■ INSTRUCTIONS TO FOLLOW ■
Repeat every record below exactly as it appears.

Stored data entries:
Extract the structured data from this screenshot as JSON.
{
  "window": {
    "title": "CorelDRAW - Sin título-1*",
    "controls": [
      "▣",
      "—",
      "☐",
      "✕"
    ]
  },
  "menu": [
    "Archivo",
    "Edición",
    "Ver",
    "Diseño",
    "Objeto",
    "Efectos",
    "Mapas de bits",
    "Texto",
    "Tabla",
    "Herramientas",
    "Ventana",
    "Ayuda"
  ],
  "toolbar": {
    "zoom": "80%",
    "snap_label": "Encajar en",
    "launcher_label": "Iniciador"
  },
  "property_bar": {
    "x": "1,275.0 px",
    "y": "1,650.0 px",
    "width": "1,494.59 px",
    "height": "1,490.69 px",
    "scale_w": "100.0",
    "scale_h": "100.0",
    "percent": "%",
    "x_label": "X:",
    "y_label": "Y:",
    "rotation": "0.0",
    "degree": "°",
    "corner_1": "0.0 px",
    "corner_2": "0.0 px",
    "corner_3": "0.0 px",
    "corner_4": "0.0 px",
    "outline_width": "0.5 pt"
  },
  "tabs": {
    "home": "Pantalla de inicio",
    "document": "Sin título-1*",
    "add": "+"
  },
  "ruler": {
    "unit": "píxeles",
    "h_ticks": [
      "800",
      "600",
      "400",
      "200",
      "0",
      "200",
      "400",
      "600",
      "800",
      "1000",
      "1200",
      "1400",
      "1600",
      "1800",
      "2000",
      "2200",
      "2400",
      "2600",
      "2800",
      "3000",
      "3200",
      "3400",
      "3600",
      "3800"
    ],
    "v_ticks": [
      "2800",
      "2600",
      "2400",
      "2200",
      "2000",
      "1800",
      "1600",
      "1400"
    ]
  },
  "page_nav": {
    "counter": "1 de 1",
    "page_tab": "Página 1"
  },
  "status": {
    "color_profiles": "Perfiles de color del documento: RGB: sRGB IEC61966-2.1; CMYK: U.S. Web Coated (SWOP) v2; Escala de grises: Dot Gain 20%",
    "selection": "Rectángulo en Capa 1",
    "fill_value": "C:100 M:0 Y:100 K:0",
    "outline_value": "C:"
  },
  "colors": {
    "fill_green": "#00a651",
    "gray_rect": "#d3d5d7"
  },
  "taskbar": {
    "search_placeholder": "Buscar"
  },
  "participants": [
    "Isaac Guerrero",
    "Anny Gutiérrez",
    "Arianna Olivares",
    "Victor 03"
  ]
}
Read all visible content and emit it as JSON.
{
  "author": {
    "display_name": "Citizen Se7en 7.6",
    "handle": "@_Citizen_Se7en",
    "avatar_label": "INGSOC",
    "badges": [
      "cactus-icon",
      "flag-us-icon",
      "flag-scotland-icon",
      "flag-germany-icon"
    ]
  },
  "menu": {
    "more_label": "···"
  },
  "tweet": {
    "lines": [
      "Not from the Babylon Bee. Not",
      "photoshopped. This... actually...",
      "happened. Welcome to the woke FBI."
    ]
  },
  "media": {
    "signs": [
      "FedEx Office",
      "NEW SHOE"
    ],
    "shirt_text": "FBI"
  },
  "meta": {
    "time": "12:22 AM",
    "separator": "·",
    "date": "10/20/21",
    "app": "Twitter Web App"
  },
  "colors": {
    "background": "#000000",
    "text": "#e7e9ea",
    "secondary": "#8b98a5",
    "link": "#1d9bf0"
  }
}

■ SOLUTION FOR THIS TASK ■
Extract the structured data from this screenshot as JSON.
{
  "window": {
    "title": "CorelDRAW - Sin título-1*",
    "controls": [
      "▣",
      "—",
      "☐",
      "✕"
    ]
  },
  "menu": [
    "Archivo",
    "Edición",
    "Ver",
    "Diseño",
    "Objeto",
    "Efectos",
    "Mapas de bits",
    "Texto",
    "Tabla",
    "Herramientas",
    "Ventana",
    "Ayuda"
  ],
  "toolbar": {
    "zoom": "80%",
    "snap_label": "Encajar en",
    "launcher_label": "Iniciador"
  },
  "property_bar": {
    "x": "1,275.0 px",
    "y": "1,650.0 px",
    "width": "1,494.59 px",
    "height": "1,490.69 px",
    "scale_w": "100.0",
    "scale_h": "100.0",
    "percent": "%",
    "x_label": "X:",
    "y_label": "Y:",
    "rotation": "0.0",
    "degree": "°",
    "corner_1": "0.0 px",
    "corner_2": "0.0 px",
    "corner_3": "0.0 px",
    "corner_4": "0.0 px",
    "outline_width": "0.5 pt"
  },
  "tabs": {
    "home": "Pantalla de inicio",
    "document": "Sin título-1*",
    "add": "+"
  },
  "ruler": {
    "unit": "píxeles",
    "h_ticks": [
      "800",
      "600",
      "400",
      "200",
      "0",
      "200",
      "400",
      "600",
      "800",
      "1000",
      "1200",
      "1400",
      "1600",
      "1800",
      "2000",
      "2200",
      "2400",
      "2600",
      "2800",
      "3000",
      "3200",
      "3400",
      "3600",
      "3800"
    ],
    "v_ticks": [
      "2800",
      "2600",
      "2400",
      "2200",
      "2000",
      "1800",
      "1600",
      "1400"
    ]
  },
  "page_nav": {
    "counter": "1 de 1",
    "page_tab": "Página 1"
  },
  "status": {
    "color_profiles": "Perfiles de color del documento: RGB: sRGB IEC61966-2.1; CMYK: U.S. Web Coated (SWOP) v2; Escala de grises: Dot Gain 20%",
    "selection": "Rectángulo en Capa 1",
    "fill_value": "C:100 M:0 Y:100 K:0",
    "outline_value": "C:"
  },
  "colors": {
    "fill_green": "#00a651",
    "gray_rect": "#d3d5d7"
  },
  "taskbar": {
    "search_placeholder": "Buscar"
  },
  "participants": [
    "Isaac Guerrero",
    "Anny Gutiérrez",
    "Arianna Olivares",
    "Victor 03"
  ]
}
Read all visible content and emit it as JSON.
{
  "author": {
    "display_name": "Citizen Se7en 7.6",
    "handle": "@_Citizen_Se7en",
    "avatar_label": "INGSOC",
    "badges": [
      "cactus-icon",
      "flag-us-icon",
      "flag-scotland-icon",
      "flag-germany-icon"
    ]
  },
  "menu": {
    "more_label": "···"
  },
  "tweet": {
    "lines": [
      "Not from the Babylon Bee. Not",
      "photoshopped. This... actually...",
      "happened. Welcome to the woke FBI."
    ]
  },
  "media": {
    "signs": [
      "FedEx Office",
      "NEW SHOE"
    ],
    "shirt_text": "FBI"
  },
  "meta": {
    "time": "12:22 AM",
    "separator": "·",
    "date": "10/20/21",
    "app": "Twitter Web App"
  },
  "colors": {
    "background": "#000000",
    "text": "#e7e9ea",
    "secondary": "#8b98a5",
    "link": "#1d9bf0"
  }
}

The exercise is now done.